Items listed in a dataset
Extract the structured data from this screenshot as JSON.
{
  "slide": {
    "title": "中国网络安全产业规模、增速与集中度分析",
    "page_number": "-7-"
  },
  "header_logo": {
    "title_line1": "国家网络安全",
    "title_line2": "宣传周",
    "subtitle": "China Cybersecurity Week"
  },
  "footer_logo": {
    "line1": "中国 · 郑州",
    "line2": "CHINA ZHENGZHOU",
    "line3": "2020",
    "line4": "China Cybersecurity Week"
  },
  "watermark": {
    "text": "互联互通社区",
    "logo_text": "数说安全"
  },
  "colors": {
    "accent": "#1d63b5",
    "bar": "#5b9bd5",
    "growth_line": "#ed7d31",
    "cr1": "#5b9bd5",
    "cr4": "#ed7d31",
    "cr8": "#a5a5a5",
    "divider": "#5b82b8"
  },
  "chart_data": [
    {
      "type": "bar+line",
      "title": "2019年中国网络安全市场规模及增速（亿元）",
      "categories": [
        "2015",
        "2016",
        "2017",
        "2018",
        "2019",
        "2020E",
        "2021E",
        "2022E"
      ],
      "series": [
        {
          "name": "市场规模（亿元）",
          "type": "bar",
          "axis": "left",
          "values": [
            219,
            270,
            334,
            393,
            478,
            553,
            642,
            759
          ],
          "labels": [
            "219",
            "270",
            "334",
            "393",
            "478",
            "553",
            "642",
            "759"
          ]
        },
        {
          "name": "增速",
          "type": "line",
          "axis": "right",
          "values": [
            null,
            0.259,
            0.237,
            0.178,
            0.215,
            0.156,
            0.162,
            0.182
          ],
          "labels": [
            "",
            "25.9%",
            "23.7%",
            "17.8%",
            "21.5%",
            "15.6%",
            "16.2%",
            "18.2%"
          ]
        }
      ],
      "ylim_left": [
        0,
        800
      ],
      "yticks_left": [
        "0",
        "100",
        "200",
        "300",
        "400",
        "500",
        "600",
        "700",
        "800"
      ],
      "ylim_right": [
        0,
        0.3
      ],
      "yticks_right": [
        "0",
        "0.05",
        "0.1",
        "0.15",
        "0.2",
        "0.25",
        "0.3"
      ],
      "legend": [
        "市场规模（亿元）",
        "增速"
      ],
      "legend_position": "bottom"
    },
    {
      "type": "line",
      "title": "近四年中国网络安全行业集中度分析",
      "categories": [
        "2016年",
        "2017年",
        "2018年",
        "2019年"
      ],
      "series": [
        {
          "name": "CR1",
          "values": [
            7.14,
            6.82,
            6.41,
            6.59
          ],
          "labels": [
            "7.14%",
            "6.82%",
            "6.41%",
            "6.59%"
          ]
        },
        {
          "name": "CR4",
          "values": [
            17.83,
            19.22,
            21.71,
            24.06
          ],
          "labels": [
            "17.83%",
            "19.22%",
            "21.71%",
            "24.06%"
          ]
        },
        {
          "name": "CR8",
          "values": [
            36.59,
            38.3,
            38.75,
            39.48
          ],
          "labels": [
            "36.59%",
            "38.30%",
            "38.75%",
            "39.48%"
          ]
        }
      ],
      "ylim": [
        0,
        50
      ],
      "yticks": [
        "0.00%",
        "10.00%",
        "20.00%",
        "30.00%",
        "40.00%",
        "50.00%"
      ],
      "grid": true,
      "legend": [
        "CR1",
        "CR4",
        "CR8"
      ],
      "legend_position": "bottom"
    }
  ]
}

> YOUR GOAL:
Extract every record. Keep wording exact.

> THE RESULT:
Extract the structured data from this screenshot as JSON.
{
  "slide": {
    "title": "中国网络安全产业规模、增速与集中度分析",
    "page_number": "-7-"
  },
  "header_logo": {
    "title_line1": "国家网络安全",
    "title_line2": "宣传周",
    "subtitle": "China Cybersecurity Week"
  },
  "footer_logo": {
    "line1": "中国 · 郑州",
    "line2": "CHINA ZHENGZHOU",
    "line3": "2020",
    "line4": "China Cybersecurity Week"
  },
  "watermark": {
    "text": "互联互通社区",
    "logo_text": "数说安全"
  },
  "colors": {
    "accent": "#1d63b5",
    "bar": "#5b9bd5",
    "growth_line": "#ed7d31",
    "cr1": "#5b9bd5",
    "cr4": "#ed7d31",
    "cr8": "#a5a5a5",
    "divider": "#5b82b8"
  },
  "chart_data": [
    {
      "type": "bar+line",
      "title": "2019年中国网络安全市场规模及增速（亿元）",
      "categories": [
        "2015",
        "2016",
        "2017",
        "2018",
        "2019",
        "2020E",
        "2021E",
        "2022E"
      ],
      "series": [
        {
          "name": "市场规模（亿元）",
          "type": "bar",
          "axis": "left",
          "values": [
            219,
            270,
            334,
            393,
            478,
            553,
            642,
            759
          ],
          "labels": [
            "219",
            "270",
            "334",
            "393",
            "478",
            "553",
            "642",
            "759"
          ]
        },
        {
          "name": "增速",
          "type": "line",
          "axis": "right",
          "values": [
            null,
            0.259,
            0.237,
            0.178,
            0.215,
            0.156,
            0.162,
            0.182
          ],
          "labels": [
            "",
            "25.9%",
            "23.7%",
            "17.8%",
            "21.5%",
            "15.6%",
            "16.2%",
            "18.2%"
          ]
        }
      ],
      "ylim_left": [
        0,
        800
      ],
      "yticks_left": [
        "0",
        "100",
        "200",
        "300",
        "400",
        "500",
        "600",
        "700",
        "800"
      ],
      "ylim_right": [
        0,
        0.3
      ],
      "yticks_right": [
        "0",
        "0.05",
        "0.1",
        "0.15",
        "0.2",
        "0.25",
        "0.3"
      ],
      "legend": [
        "市场规模（亿元）",
        "增速"
      ],
      "legend_position": "bottom"
    },
    {
      "type": "line",
      "title": "近四年中国网络安全行业集中度分析",
      "categories": [
        "2016年",
        "2017年",
        "2018年",
        "2019年"
      ],
      "series": [
        {
          "name": "CR1",
          "values": [
            7.14,
            6.82,
            6.41,
            6.59
          ],
          "labels": [
            "7.14%",
            "6.82%",
            "6.41%",
            "6.59%"
          ]
        },
        {
          "name": "CR4",
          "values": [
            17.83,
            19.22,
            21.71,
            24.06
          ],
          "labels": [
            "17.83%",
            "19.22%",
            "21.71%",
            "24.06%"
          ]
        },
        {
          "name": "CR8",
          "values": [
            36.59,
            38.3,
            38.75,
            39.48
          ],
          "labels": [
            "36.59%",
            "38.30%",
            "38.75%",
            "39.48%"
          ]
        }
      ],
      "ylim": [
        0,
        50
      ],
      "yticks": [
        "0.00%",
        "10.00%",
        "20.00%",
        "30.00%",
        "40.00%",
        "50.00%"
      ],
      "grid": true,
      "legend": [
        "CR1",
        "CR4",
        "CR8"
      ],
      "legend_position": "bottom"
    }
  ]
}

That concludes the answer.